▸ Stated exercise
Set all the material down again unchanged, without the pictures.

▸ Material shown

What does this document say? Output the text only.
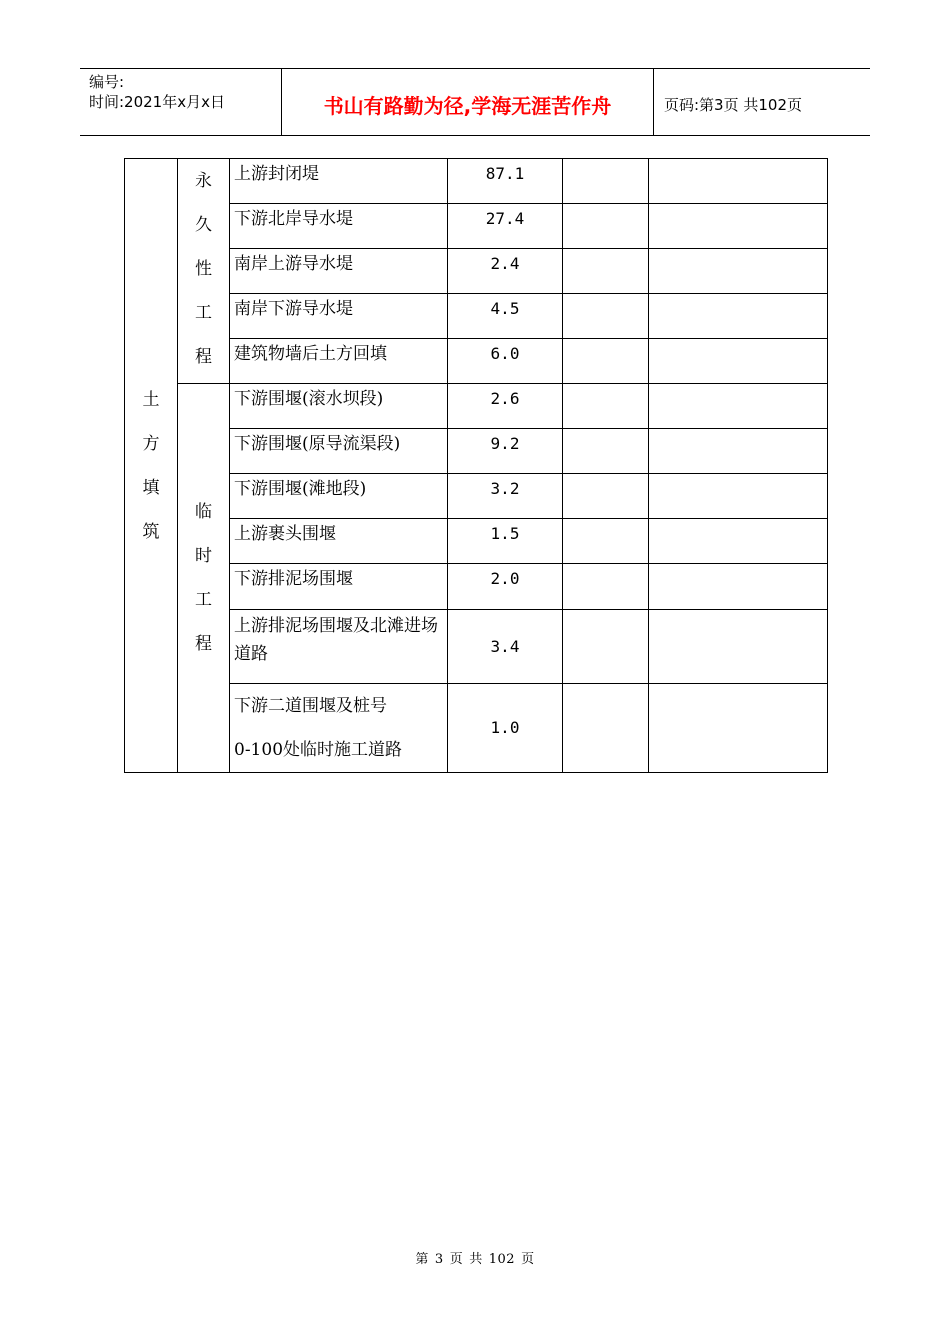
编号:
时间:2021年x月x日	书山有路勤为径,学海无涯苦作舟	页码:第3页 共102页
土
方
填
筑	永
久
性
工
程	上游封闭堤	87.1		
		下游北岸导水堤	27.4		
		南岸上游导水堤	2.4		
		南岸下游导水堤	4.5		
		建筑物墙后土方回填	6.0		

	临
时
工
程	下游围堰(滚水坝段)	2.6		
		下游围堰(原导流渠段)	9.2		
		下游围堰(滩地段)	3.2		
		上游裹头围堰	1.5		
		下游排泥场围堰	2.0		
		上游排泥场围堰及北滩进场道路	3.4		

		下游二道围堰及桩号
0-100处临时施工道路	1.0		
第 3 页 共 102 页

▸ Result of the task
What does this document say? Output the text only.
编号:
时间:2021年x月x日	书山有路勤为径,学海无涯苦作舟	页码:第3页 共102页
土
方
填
筑	永
久
性
工
程	上游封闭堤	87.1		
		下游北岸导水堤	27.4		
		南岸上游导水堤	2.4		
		南岸下游导水堤	4.5		
		建筑物墙后土方回填	6.0		

	临
时
工
程	下游围堰(滚水坝段)	2.6		
		下游围堰(原导流渠段)	9.2		
		下游围堰(滩地段)	3.2		
		上游裹头围堰	1.5		
		下游排泥场围堰	2.0		
		上游排泥场围堰及北滩进场道路	3.4		

		下游二道围堰及桩号
0-100处临时施工道路	1.0		
第 3 页 共 102 页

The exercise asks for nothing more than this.